- _Items listed in a dataset_:
=======
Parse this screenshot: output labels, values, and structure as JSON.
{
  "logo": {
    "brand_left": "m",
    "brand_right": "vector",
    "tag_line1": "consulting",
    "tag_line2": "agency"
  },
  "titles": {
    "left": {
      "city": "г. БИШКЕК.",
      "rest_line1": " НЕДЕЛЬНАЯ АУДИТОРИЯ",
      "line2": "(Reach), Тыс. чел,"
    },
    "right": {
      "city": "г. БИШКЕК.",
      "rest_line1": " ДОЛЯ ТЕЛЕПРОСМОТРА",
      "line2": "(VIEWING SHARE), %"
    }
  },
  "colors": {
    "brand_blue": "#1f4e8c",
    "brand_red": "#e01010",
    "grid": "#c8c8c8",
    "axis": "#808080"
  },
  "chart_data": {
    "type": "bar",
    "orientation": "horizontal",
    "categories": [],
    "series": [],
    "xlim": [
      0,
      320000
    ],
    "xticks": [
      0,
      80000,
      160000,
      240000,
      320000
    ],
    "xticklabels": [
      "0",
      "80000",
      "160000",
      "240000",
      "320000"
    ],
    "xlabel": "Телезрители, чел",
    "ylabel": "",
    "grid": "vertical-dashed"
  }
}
=======
- _Instructions to follow_:
Retype the material in full, character for character.

- _Reply_:
Parse this screenshot: output labels, values, and structure as JSON.
{
  "logo": {
    "brand_left": "m",
    "brand_right": "vector",
    "tag_line1": "consulting",
    "tag_line2": "agency"
  },
  "titles": {
    "left": {
      "city": "г. БИШКЕК.",
      "rest_line1": " НЕДЕЛЬНАЯ АУДИТОРИЯ",
      "line2": "(Reach), Тыс. чел,"
    },
    "right": {
      "city": "г. БИШКЕК.",
      "rest_line1": " ДОЛЯ ТЕЛЕПРОСМОТРА",
      "line2": "(VIEWING SHARE), %"
    }
  },
  "colors": {
    "brand_blue": "#1f4e8c",
    "brand_red": "#e01010",
    "grid": "#c8c8c8",
    "axis": "#808080"
  },
  "chart_data": {
    "type": "bar",
    "orientation": "horizontal",
    "categories": [],
    "series": [],
    "xlim": [
      0,
      320000
    ],
    "xticks": [
      0,
      80000,
      160000,
      240000,
      320000
    ],
    "xticklabels": [
      "0",
      "80000",
      "160000",
      "240000",
      "320000"
    ],
    "xlabel": "Телезрители, чел",
    "ylabel": "",
    "grid": "vertical-dashed"
  }
}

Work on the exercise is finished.